§ **Task objective**
Find every line below that contains the word "PO₄³" and copy it out.

Start of Dataset records

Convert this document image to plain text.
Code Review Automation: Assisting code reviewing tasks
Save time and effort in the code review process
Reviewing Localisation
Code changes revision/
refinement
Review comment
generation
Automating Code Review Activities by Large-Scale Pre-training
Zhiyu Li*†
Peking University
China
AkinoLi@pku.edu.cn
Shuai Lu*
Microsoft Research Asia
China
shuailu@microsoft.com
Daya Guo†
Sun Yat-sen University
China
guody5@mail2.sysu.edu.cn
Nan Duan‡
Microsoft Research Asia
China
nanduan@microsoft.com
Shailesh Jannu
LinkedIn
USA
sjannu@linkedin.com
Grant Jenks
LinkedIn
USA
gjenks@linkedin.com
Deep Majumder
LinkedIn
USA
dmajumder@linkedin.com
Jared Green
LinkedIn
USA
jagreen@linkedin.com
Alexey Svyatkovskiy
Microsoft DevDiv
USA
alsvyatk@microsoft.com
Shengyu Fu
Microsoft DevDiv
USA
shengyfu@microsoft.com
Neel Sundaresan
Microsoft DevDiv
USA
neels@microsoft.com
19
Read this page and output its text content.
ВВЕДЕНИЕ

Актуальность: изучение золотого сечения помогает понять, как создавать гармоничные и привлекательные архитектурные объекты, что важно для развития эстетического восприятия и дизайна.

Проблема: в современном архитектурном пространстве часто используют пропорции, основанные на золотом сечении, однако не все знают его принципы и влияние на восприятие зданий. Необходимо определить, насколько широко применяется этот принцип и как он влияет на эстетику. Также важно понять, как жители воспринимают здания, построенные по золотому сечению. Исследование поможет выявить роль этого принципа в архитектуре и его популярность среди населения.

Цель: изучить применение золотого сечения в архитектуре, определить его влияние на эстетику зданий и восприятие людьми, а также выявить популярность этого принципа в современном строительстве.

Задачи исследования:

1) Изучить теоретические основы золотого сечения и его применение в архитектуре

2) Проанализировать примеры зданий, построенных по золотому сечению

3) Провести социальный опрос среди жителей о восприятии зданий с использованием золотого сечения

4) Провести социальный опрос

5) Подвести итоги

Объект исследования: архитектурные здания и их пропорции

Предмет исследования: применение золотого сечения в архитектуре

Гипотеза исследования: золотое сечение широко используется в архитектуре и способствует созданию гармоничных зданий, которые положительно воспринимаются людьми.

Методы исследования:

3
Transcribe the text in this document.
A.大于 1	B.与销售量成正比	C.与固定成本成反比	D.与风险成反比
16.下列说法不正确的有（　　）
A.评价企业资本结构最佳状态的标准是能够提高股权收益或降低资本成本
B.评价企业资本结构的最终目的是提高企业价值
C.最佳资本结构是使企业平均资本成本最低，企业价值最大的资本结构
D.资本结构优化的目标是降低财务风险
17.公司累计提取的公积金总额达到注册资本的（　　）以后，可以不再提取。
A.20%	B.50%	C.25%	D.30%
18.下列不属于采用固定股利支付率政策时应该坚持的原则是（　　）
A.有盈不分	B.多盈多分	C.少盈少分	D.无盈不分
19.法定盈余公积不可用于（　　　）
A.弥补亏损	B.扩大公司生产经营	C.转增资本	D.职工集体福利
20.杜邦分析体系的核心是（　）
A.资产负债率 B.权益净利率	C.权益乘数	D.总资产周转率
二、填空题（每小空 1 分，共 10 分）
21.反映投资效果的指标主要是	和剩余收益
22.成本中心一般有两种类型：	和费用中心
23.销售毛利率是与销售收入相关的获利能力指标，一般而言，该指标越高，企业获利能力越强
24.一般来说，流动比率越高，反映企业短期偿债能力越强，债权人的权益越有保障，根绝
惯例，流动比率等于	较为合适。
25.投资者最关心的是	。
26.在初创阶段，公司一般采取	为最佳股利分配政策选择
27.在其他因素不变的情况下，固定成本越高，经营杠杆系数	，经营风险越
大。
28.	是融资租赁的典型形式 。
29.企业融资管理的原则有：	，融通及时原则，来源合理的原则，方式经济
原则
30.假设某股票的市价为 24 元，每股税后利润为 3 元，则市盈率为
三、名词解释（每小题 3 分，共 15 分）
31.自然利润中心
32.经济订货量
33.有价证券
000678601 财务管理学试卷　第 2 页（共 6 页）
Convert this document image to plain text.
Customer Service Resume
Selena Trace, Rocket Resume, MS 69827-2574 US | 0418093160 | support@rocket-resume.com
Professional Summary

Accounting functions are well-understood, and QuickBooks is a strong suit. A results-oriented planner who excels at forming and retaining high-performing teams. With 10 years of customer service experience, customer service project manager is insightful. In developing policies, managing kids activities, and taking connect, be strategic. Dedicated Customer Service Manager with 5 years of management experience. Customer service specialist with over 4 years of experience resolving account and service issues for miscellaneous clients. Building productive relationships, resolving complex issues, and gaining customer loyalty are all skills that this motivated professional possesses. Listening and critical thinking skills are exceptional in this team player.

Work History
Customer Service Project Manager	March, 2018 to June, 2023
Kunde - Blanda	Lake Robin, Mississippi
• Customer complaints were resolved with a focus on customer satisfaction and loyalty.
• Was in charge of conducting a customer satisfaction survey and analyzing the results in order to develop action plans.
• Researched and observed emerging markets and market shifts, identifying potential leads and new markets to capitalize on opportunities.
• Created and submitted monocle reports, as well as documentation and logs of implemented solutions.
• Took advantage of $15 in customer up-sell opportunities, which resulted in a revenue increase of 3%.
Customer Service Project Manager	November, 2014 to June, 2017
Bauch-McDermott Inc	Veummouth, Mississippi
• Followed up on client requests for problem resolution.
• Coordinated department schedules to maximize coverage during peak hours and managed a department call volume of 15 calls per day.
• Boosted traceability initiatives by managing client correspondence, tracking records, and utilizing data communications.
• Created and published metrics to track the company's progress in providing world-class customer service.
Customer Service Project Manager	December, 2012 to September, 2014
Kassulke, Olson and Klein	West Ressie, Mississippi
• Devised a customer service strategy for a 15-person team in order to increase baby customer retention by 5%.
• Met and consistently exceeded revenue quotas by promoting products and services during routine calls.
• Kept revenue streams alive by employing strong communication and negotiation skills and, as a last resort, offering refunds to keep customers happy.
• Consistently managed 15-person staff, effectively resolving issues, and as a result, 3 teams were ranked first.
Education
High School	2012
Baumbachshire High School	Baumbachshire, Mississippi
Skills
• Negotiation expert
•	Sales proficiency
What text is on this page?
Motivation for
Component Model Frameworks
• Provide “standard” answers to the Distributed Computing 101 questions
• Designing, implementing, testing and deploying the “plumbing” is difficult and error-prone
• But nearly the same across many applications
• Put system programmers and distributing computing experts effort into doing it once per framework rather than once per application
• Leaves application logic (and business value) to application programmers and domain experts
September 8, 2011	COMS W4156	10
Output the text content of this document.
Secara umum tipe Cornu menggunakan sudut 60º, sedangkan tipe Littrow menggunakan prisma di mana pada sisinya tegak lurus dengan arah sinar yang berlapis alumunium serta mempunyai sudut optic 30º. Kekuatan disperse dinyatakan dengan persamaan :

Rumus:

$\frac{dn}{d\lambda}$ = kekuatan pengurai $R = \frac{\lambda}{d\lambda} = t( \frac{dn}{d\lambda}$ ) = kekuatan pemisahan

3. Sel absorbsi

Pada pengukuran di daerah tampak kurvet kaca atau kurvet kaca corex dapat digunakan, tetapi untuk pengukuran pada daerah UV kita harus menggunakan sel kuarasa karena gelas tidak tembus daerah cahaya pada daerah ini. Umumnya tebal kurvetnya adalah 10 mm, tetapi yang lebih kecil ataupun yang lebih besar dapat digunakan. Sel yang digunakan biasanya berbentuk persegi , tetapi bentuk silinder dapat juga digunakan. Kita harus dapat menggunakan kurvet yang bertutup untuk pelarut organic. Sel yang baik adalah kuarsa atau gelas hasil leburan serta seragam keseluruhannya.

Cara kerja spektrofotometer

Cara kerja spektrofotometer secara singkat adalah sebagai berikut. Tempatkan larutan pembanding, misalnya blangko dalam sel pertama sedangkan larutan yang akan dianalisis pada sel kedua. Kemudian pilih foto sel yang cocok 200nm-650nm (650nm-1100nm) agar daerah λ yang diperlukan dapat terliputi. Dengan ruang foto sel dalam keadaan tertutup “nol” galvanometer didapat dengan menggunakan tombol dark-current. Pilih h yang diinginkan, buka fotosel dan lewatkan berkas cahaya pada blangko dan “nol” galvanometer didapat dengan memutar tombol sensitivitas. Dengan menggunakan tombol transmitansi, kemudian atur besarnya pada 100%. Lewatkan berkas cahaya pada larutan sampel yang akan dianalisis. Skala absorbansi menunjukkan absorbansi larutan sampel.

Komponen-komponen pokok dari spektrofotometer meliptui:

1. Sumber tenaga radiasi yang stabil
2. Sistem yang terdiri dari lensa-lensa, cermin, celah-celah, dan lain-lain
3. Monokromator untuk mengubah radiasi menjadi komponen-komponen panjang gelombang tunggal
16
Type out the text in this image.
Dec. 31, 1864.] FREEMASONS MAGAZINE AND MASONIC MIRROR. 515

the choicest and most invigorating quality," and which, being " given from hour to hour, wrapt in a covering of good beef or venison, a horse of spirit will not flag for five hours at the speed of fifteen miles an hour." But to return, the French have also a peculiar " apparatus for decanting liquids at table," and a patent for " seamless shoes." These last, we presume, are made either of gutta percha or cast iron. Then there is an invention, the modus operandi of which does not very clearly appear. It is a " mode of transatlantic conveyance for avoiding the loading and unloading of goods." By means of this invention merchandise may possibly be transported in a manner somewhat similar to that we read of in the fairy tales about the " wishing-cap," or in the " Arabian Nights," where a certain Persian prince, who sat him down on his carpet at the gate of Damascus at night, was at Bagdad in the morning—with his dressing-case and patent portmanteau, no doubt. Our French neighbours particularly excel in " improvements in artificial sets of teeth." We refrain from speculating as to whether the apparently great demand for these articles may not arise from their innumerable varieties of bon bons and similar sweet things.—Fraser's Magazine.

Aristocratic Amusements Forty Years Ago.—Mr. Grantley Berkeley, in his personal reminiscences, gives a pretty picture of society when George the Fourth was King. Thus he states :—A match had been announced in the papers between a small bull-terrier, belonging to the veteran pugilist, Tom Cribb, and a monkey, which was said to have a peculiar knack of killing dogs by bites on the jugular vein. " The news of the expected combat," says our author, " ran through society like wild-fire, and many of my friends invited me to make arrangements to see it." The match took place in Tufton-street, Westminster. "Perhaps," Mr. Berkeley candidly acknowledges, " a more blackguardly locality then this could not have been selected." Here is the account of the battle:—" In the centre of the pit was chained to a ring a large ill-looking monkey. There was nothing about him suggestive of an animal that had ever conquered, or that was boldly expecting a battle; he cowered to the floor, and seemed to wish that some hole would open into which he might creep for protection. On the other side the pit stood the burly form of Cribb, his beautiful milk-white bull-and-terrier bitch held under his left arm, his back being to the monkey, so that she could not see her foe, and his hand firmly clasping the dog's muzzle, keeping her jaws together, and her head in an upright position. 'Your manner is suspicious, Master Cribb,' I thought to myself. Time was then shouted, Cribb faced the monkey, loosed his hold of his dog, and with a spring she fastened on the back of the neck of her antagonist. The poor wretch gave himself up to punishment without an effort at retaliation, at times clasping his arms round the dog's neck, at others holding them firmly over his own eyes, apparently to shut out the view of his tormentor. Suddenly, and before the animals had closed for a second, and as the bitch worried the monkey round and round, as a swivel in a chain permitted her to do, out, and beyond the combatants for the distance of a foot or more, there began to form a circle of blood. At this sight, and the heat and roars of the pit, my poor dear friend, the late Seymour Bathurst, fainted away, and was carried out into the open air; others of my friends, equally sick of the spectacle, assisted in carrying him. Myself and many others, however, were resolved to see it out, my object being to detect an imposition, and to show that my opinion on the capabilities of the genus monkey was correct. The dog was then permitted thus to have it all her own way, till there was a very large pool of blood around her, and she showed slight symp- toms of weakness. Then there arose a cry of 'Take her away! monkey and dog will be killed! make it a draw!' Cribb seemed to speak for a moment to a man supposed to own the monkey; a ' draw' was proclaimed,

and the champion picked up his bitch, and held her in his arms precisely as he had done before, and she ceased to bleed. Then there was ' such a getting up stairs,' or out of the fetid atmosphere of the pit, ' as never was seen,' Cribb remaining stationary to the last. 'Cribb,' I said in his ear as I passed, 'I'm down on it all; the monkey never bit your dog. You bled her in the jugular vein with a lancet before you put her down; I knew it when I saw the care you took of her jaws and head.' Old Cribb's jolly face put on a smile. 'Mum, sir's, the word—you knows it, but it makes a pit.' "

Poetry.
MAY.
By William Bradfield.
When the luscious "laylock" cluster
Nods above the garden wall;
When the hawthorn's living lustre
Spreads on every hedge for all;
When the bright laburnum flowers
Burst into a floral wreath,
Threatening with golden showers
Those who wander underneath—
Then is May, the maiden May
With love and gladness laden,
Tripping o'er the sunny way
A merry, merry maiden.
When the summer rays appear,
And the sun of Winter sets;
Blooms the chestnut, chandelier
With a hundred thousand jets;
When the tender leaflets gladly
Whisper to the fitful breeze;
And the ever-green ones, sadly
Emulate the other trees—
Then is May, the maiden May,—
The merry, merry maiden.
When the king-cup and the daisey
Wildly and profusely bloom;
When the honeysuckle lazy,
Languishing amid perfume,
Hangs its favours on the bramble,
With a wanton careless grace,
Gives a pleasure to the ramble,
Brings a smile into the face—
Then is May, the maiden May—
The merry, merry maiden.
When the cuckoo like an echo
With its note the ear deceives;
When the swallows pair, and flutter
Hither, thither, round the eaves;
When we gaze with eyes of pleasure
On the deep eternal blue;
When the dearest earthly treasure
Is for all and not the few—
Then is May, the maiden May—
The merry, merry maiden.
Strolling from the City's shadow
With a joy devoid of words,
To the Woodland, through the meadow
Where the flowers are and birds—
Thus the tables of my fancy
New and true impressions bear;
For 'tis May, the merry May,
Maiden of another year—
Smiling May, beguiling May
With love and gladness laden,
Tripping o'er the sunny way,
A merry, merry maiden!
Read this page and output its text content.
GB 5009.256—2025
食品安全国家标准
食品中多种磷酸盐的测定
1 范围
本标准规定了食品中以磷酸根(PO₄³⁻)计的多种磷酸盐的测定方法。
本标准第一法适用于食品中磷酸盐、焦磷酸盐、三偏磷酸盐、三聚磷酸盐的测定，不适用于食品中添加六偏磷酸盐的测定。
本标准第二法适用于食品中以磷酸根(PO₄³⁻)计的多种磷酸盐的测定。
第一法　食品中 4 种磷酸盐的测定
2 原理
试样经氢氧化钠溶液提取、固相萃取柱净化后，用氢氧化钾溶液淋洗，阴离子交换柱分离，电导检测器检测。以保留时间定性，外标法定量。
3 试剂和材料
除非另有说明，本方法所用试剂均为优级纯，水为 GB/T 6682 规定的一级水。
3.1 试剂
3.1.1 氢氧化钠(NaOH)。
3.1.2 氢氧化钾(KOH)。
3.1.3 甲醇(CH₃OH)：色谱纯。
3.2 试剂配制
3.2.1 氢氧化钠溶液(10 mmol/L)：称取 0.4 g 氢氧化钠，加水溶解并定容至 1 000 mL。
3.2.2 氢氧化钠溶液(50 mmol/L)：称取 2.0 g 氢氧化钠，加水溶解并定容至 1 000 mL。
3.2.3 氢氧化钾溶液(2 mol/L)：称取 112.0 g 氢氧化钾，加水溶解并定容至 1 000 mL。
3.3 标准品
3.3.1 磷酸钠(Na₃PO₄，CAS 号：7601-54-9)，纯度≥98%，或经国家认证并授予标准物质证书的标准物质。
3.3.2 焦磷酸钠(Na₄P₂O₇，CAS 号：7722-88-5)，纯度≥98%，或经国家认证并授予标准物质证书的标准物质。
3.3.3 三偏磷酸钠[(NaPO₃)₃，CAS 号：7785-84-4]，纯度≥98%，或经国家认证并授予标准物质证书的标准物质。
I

End of Dataset records

§ **Exercise result**
本标准规定了食品中以磷酸根(PO₄³⁻)计的多种磷酸盐的测定方法。
本标准第二法适用于食品中以磷酸根(PO₄³⁻)计的多种磷酸盐的测定。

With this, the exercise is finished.